[Extracted data entries]
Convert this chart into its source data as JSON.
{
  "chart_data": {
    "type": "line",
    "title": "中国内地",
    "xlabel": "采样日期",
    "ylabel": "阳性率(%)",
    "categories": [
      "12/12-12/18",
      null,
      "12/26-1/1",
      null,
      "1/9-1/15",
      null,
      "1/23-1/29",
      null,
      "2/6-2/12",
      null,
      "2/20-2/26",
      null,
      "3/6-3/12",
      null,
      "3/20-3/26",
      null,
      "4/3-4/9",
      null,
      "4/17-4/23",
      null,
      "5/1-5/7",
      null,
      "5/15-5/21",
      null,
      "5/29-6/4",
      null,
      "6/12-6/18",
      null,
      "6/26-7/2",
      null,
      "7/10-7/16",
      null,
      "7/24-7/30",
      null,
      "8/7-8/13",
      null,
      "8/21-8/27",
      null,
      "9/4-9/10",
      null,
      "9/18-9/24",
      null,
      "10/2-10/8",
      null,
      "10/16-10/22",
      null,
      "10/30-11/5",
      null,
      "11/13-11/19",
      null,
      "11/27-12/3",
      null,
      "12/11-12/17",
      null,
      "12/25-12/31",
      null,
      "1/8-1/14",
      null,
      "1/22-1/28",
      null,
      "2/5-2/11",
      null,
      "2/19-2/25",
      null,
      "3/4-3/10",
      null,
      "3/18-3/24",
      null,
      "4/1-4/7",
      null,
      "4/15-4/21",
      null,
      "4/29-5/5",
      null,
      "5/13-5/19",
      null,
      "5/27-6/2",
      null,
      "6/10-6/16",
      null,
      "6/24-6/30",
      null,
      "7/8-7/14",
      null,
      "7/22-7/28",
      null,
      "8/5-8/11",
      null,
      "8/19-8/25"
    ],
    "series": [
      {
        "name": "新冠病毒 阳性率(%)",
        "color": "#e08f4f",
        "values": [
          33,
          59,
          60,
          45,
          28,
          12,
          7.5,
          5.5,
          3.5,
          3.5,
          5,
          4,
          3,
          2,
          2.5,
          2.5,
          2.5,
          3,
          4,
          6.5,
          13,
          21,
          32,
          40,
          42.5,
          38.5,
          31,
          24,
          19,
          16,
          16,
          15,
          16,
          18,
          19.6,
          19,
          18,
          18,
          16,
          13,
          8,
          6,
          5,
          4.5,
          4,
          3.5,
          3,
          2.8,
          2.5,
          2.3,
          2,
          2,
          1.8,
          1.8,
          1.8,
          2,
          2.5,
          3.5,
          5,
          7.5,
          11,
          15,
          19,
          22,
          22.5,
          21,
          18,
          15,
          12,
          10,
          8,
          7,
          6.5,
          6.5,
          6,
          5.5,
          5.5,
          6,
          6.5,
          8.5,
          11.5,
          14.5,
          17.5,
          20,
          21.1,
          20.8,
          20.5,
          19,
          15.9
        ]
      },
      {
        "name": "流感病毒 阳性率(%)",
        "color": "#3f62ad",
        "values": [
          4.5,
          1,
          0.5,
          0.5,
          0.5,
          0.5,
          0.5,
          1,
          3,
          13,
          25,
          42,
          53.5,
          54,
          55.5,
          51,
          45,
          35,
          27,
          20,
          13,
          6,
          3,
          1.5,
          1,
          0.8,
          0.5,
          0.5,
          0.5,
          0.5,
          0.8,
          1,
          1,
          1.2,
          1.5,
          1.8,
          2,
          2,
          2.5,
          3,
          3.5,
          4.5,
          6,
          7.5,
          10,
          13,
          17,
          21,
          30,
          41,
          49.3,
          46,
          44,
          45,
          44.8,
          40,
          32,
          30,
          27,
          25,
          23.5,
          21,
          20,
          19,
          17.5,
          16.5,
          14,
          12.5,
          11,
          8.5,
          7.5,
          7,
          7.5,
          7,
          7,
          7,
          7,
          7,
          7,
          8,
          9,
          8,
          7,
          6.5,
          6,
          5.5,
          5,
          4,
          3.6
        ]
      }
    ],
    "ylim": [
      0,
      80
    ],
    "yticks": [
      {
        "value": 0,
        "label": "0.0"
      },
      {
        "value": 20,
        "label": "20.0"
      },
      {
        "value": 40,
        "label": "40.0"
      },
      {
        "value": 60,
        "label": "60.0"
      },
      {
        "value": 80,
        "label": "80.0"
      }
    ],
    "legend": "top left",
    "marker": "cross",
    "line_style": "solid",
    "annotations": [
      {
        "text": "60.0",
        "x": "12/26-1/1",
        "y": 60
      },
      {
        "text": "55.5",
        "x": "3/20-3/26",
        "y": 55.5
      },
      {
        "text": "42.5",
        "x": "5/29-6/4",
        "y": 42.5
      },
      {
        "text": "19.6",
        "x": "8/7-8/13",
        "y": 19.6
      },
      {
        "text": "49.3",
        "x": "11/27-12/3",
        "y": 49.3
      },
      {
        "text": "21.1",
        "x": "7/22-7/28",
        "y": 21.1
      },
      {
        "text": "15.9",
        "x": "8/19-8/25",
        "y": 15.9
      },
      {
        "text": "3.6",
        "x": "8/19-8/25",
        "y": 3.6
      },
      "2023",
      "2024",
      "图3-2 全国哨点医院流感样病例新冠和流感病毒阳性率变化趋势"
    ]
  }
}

## [Requirement]
Extract the whole listing, character for character.

## [The result]
Convert this chart into its source data as JSON.
{
  "chart_data": {
    "type": "line",
    "title": "中国内地",
    "xlabel": "采样日期",
    "ylabel": "阳性率(%)",
    "categories": [
      "12/12-12/18",
      null,
      "12/26-1/1",
      null,
      "1/9-1/15",
      null,
      "1/23-1/29",
      null,
      "2/6-2/12",
      null,
      "2/20-2/26",
      null,
      "3/6-3/12",
      null,
      "3/20-3/26",
      null,
      "4/3-4/9",
      null,
      "4/17-4/23",
      null,
      "5/1-5/7",
      null,
      "5/15-5/21",
      null,
      "5/29-6/4",
      null,
      "6/12-6/18",
      null,
      "6/26-7/2",
      null,
      "7/10-7/16",
      null,
      "7/24-7/30",
      null,
      "8/7-8/13",
      null,
      "8/21-8/27",
      null,
      "9/4-9/10",
      null,
      "9/18-9/24",
      null,
      "10/2-10/8",
      null,
      "10/16-10/22",
      null,
      "10/30-11/5",
      null,
      "11/13-11/19",
      null,
      "11/27-12/3",
      null,
      "12/11-12/17",
      null,
      "12/25-12/31",
      null,
      "1/8-1/14",
      null,
      "1/22-1/28",
      null,
      "2/5-2/11",
      null,
      "2/19-2/25",
      null,
      "3/4-3/10",
      null,
      "3/18-3/24",
      null,
      "4/1-4/7",
      null,
      "4/15-4/21",
      null,
      "4/29-5/5",
      null,
      "5/13-5/19",
      null,
      "5/27-6/2",
      null,
      "6/10-6/16",
      null,
      "6/24-6/30",
      null,
      "7/8-7/14",
      null,
      "7/22-7/28",
      null,
      "8/5-8/11",
      null,
      "8/19-8/25"
    ],
    "series": [
      {
        "name": "新冠病毒 阳性率(%)",
        "color": "#e08f4f",
        "values": [
          33,
          59,
          60,
          45,
          28,
          12,
          7.5,
          5.5,
          3.5,
          3.5,
          5,
          4,
          3,
          2,
          2.5,
          2.5,
          2.5,
          3,
          4,
          6.5,
          13,
          21,
          32,
          40,
          42.5,
          38.5,
          31,
          24,
          19,
          16,
          16,
          15,
          16,
          18,
          19.6,
          19,
          18,
          18,
          16,
          13,
          8,
          6,
          5,
          4.5,
          4,
          3.5,
          3,
          2.8,
          2.5,
          2.3,
          2,
          2,
          1.8,
          1.8,
          1.8,
          2,
          2.5,
          3.5,
          5,
          7.5,
          11,
          15,
          19,
          22,
          22.5,
          21,
          18,
          15,
          12,
          10,
          8,
          7,
          6.5,
          6.5,
          6,
          5.5,
          5.5,
          6,
          6.5,
          8.5,
          11.5,
          14.5,
          17.5,
          20,
          21.1,
          20.8,
          20.5,
          19,
          15.9
        ]
      },
      {
        "name": "流感病毒 阳性率(%)",
        "color": "#3f62ad",
        "values": [
          4.5,
          1,
          0.5,
          0.5,
          0.5,
          0.5,
          0.5,
          1,
          3,
          13,
          25,
          42,
          53.5,
          54,
          55.5,
          51,
          45,
          35,
          27,
          20,
          13,
          6,
          3,
          1.5,
          1,
          0.8,
          0.5,
          0.5,
          0.5,
          0.5,
          0.8,
          1,
          1,
          1.2,
          1.5,
          1.8,
          2,
          2,
          2.5,
          3,
          3.5,
          4.5,
          6,
          7.5,
          10,
          13,
          17,
          21,
          30,
          41,
          49.3,
          46,
          44,
          45,
          44.8,
          40,
          32,
          30,
          27,
          25,
          23.5,
          21,
          20,
          19,
          17.5,
          16.5,
          14,
          12.5,
          11,
          8.5,
          7.5,
          7,
          7.5,
          7,
          7,
          7,
          7,
          7,
          7,
          8,
          9,
          8,
          7,
          6.5,
          6,
          5.5,
          5,
          4,
          3.6
        ]
      }
    ],
    "ylim": [
      0,
      80
    ],
    "yticks": [
      {
        "value": 0,
        "label": "0.0"
      },
      {
        "value": 20,
        "label": "20.0"
      },
      {
        "value": 40,
        "label": "40.0"
      },
      {
        "value": 60,
        "label": "60.0"
      },
      {
        "value": 80,
        "label": "80.0"
      }
    ],
    "legend": "top left",
    "marker": "cross",
    "line_style": "solid",
    "annotations": [
      {
        "text": "60.0",
        "x": "12/26-1/1",
        "y": 60
      },
      {
        "text": "55.5",
        "x": "3/20-3/26",
        "y": 55.5
      },
      {
        "text": "42.5",
        "x": "5/29-6/4",
        "y": 42.5
      },
      {
        "text": "19.6",
        "x": "8/7-8/13",
        "y": 19.6
      },
      {
        "text": "49.3",
        "x": "11/27-12/3",
        "y": 49.3
      },
      {
        "text": "21.1",
        "x": "7/22-7/28",
        "y": 21.1
      },
      {
        "text": "15.9",
        "x": "8/19-8/25",
        "y": 15.9
      },
      {
        "text": "3.6",
        "x": "8/19-8/25",
        "y": 3.6
      },
      "2023",
      "2024",
      "图3-2 全国哨点医院流感样病例新冠和流感病毒阳性率变化趋势"
    ]
  }
}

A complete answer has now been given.